Records from a collection of figures

# # #

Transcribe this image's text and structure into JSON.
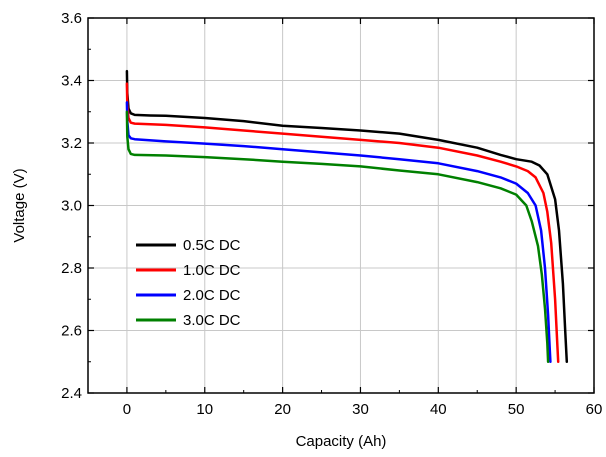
{
  "chart_data": {
    "type": "line",
    "title": "",
    "xlabel": "Capacity (Ah)",
    "ylabel": "Voltage (V)",
    "xlim": [
      -5,
      60
    ],
    "ylim": [
      2.4,
      3.6
    ],
    "xticks": [
      0,
      10,
      20,
      30,
      40,
      50,
      60
    ],
    "xtick_labels": [
      "0",
      "10",
      "20",
      "30",
      "40",
      "50",
      "60"
    ],
    "yticks": [
      2.4,
      2.6,
      2.8,
      3.0,
      3.2,
      3.4,
      3.6
    ],
    "ytick_labels": [
      "2.4",
      "2.6",
      "2.8",
      "3.0",
      "3.2",
      "3.4",
      "3.6"
    ],
    "grid": true,
    "legend_position": "bottom-left",
    "series": [
      {
        "name": "0.5C DC",
        "color": "#000000",
        "points": [
          [
            0,
            3.43
          ],
          [
            0.05,
            3.36
          ],
          [
            0.2,
            3.31
          ],
          [
            0.5,
            3.295
          ],
          [
            1.0,
            3.29
          ],
          [
            3,
            3.288
          ],
          [
            5,
            3.287
          ],
          [
            10,
            3.28
          ],
          [
            15,
            3.27
          ],
          [
            20,
            3.255
          ],
          [
            25,
            3.248
          ],
          [
            30,
            3.24
          ],
          [
            35,
            3.23
          ],
          [
            40,
            3.21
          ],
          [
            45,
            3.185
          ],
          [
            48,
            3.162
          ],
          [
            50,
            3.148
          ],
          [
            52,
            3.14
          ],
          [
            53,
            3.128
          ],
          [
            54,
            3.1
          ],
          [
            55,
            3.02
          ],
          [
            55.5,
            2.92
          ],
          [
            56,
            2.75
          ],
          [
            56.3,
            2.6
          ],
          [
            56.5,
            2.5
          ]
        ]
      },
      {
        "name": "1.0C DC",
        "color": "#ff0000",
        "points": [
          [
            0,
            3.39
          ],
          [
            0.05,
            3.32
          ],
          [
            0.2,
            3.28
          ],
          [
            0.5,
            3.265
          ],
          [
            1.0,
            3.262
          ],
          [
            5,
            3.258
          ],
          [
            10,
            3.25
          ],
          [
            15,
            3.24
          ],
          [
            20,
            3.23
          ],
          [
            25,
            3.22
          ],
          [
            30,
            3.21
          ],
          [
            35,
            3.2
          ],
          [
            40,
            3.185
          ],
          [
            45,
            3.16
          ],
          [
            48,
            3.14
          ],
          [
            50,
            3.125
          ],
          [
            51.5,
            3.11
          ],
          [
            52.5,
            3.09
          ],
          [
            53.5,
            3.04
          ],
          [
            54,
            2.98
          ],
          [
            54.5,
            2.88
          ],
          [
            55,
            2.7
          ],
          [
            55.3,
            2.55
          ],
          [
            55.4,
            2.5
          ]
        ]
      },
      {
        "name": "2.0C DC",
        "color": "#0000ff",
        "points": [
          [
            0,
            3.33
          ],
          [
            0.05,
            3.27
          ],
          [
            0.2,
            3.225
          ],
          [
            0.5,
            3.215
          ],
          [
            1.0,
            3.212
          ],
          [
            5,
            3.205
          ],
          [
            10,
            3.198
          ],
          [
            15,
            3.19
          ],
          [
            20,
            3.18
          ],
          [
            25,
            3.17
          ],
          [
            30,
            3.16
          ],
          [
            35,
            3.148
          ],
          [
            40,
            3.135
          ],
          [
            45,
            3.11
          ],
          [
            48,
            3.09
          ],
          [
            50,
            3.07
          ],
          [
            51.5,
            3.04
          ],
          [
            52.5,
            3.0
          ],
          [
            53.2,
            2.92
          ],
          [
            53.7,
            2.8
          ],
          [
            54.1,
            2.65
          ],
          [
            54.3,
            2.55
          ],
          [
            54.4,
            2.5
          ]
        ]
      },
      {
        "name": "3.0C DC",
        "color": "#008000",
        "points": [
          [
            0,
            3.3
          ],
          [
            0.05,
            3.22
          ],
          [
            0.2,
            3.18
          ],
          [
            0.5,
            3.165
          ],
          [
            1.0,
            3.162
          ],
          [
            5,
            3.16
          ],
          [
            10,
            3.155
          ],
          [
            15,
            3.148
          ],
          [
            20,
            3.14
          ],
          [
            25,
            3.133
          ],
          [
            30,
            3.125
          ],
          [
            35,
            3.112
          ],
          [
            40,
            3.1
          ],
          [
            45,
            3.075
          ],
          [
            48,
            3.055
          ],
          [
            50,
            3.035
          ],
          [
            51.3,
            3.0
          ],
          [
            52,
            2.95
          ],
          [
            52.8,
            2.87
          ],
          [
            53.3,
            2.78
          ],
          [
            53.7,
            2.67
          ],
          [
            54.0,
            2.56
          ],
          [
            54.1,
            2.5
          ]
        ]
      }
    ]
  }
}
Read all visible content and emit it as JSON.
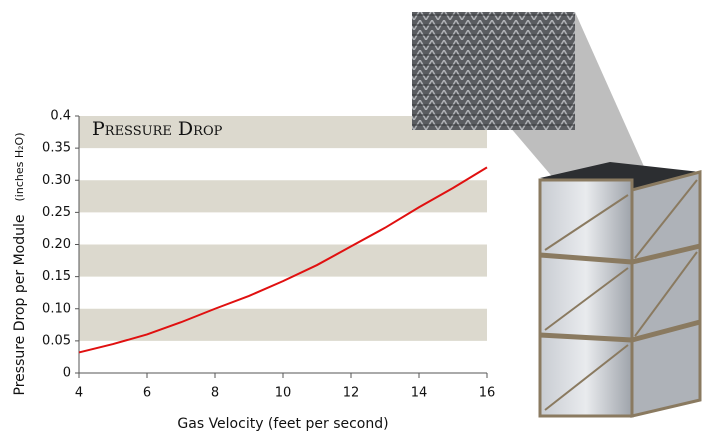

# # #

Work instructions — Report how many lines contain "name". Give nothing but the number.

Response to this exercise — 4